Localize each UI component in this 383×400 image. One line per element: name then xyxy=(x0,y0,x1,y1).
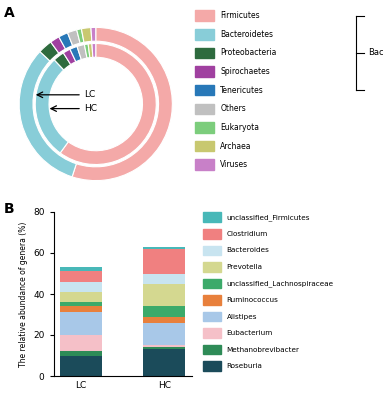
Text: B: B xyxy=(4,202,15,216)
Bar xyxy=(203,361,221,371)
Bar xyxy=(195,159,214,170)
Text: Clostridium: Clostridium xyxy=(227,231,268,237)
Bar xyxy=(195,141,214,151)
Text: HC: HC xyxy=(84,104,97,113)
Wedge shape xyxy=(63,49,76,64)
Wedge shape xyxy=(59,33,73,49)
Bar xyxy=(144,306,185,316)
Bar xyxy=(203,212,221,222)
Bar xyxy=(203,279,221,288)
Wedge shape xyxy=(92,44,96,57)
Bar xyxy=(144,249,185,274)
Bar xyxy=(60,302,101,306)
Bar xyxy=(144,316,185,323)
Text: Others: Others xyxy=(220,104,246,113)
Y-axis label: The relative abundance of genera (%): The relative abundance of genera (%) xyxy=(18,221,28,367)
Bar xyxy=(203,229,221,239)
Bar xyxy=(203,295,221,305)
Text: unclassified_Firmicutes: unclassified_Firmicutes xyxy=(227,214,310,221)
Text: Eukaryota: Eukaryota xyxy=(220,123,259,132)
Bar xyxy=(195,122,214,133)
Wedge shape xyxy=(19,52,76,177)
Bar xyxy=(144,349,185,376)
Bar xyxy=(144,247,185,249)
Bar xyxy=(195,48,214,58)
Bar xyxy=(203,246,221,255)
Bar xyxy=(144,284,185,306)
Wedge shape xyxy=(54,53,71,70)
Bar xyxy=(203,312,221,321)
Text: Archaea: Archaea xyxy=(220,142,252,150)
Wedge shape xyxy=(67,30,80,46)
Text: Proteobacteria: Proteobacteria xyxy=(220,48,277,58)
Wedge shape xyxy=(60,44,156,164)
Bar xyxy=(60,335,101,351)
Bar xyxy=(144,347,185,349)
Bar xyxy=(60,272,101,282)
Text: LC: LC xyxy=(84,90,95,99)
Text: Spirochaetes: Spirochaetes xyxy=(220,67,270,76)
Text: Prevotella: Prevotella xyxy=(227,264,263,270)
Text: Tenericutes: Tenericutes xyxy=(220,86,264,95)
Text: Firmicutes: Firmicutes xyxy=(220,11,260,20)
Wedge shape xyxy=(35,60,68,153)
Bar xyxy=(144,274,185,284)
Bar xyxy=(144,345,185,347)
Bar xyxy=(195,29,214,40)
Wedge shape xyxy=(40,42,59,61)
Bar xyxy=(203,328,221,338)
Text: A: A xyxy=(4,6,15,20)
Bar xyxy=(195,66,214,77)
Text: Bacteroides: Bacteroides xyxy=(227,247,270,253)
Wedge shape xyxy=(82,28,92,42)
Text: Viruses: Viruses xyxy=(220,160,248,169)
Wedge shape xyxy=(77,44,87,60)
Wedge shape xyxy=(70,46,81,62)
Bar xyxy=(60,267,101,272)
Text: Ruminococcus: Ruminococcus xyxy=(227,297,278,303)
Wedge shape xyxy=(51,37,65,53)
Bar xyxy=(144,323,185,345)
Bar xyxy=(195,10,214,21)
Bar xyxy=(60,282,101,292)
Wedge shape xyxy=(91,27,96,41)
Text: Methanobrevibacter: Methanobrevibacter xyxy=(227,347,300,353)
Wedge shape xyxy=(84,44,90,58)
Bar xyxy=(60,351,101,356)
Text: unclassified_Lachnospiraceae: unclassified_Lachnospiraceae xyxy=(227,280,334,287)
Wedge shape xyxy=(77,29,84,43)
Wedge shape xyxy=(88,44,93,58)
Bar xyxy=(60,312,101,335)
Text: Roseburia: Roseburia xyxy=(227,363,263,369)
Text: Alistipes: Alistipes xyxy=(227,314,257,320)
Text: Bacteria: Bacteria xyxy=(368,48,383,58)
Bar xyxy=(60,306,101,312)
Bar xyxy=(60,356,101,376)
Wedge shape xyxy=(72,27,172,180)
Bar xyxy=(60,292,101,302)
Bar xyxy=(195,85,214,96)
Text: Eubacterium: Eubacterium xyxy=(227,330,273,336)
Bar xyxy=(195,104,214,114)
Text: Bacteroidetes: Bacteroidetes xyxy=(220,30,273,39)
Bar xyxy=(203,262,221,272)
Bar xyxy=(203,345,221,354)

* * *

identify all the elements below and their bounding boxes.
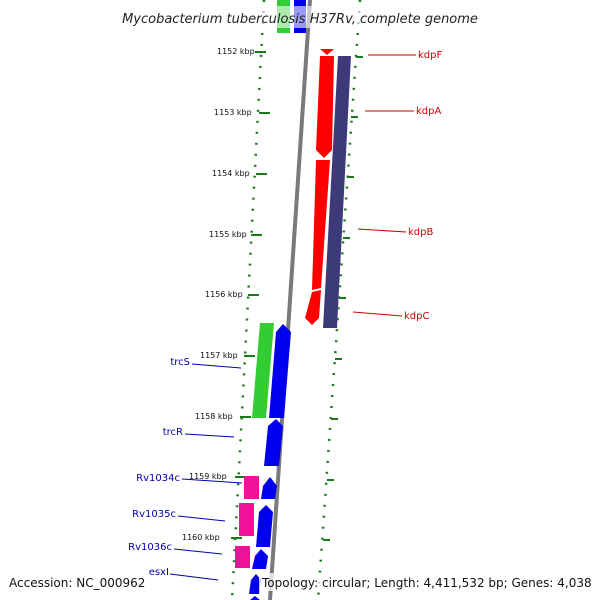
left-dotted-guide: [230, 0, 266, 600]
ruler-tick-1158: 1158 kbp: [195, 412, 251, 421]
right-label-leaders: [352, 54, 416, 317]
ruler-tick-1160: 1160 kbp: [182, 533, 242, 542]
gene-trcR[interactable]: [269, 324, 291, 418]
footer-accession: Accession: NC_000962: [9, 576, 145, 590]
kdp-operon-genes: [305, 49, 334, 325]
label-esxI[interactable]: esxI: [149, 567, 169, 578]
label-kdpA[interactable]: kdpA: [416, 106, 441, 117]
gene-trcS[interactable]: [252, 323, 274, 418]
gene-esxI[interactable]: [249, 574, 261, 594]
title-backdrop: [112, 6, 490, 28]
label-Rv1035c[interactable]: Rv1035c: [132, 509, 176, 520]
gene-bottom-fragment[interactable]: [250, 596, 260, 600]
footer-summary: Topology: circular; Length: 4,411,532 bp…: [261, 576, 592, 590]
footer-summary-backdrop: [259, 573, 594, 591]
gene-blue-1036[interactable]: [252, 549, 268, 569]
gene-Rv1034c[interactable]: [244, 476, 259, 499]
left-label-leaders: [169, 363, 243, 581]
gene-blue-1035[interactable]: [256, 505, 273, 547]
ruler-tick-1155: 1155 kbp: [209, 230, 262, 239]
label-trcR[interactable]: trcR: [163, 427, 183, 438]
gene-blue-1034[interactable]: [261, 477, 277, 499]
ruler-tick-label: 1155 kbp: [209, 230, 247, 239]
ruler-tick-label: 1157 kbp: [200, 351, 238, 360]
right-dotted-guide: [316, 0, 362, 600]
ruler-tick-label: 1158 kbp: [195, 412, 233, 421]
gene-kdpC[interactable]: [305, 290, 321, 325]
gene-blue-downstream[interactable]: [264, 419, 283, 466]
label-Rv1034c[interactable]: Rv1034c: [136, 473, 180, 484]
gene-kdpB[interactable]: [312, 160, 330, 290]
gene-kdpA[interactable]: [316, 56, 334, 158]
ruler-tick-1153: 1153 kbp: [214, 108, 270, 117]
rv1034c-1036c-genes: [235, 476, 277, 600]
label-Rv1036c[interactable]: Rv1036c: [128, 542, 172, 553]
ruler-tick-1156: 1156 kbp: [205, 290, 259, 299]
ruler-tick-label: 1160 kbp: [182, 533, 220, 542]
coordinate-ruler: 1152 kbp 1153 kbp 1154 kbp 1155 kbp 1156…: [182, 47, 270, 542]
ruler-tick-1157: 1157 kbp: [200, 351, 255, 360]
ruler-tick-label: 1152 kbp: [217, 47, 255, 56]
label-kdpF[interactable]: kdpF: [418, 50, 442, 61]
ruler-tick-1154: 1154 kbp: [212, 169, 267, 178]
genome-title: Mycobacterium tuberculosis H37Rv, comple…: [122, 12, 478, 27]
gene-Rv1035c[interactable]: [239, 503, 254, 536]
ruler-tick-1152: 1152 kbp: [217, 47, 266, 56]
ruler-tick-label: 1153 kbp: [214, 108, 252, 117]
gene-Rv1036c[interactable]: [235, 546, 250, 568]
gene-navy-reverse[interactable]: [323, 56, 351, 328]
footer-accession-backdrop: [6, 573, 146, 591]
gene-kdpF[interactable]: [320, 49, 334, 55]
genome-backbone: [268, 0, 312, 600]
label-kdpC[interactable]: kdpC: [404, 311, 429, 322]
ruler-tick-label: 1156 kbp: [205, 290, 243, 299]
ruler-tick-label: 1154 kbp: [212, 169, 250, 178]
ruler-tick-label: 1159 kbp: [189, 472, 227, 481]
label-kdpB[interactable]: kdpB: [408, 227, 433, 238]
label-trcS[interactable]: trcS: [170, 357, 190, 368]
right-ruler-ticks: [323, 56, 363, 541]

**Goal of the exercise:**
Working through the entries line by line, count those containing "guide" and report only the number.

**Task output:**
2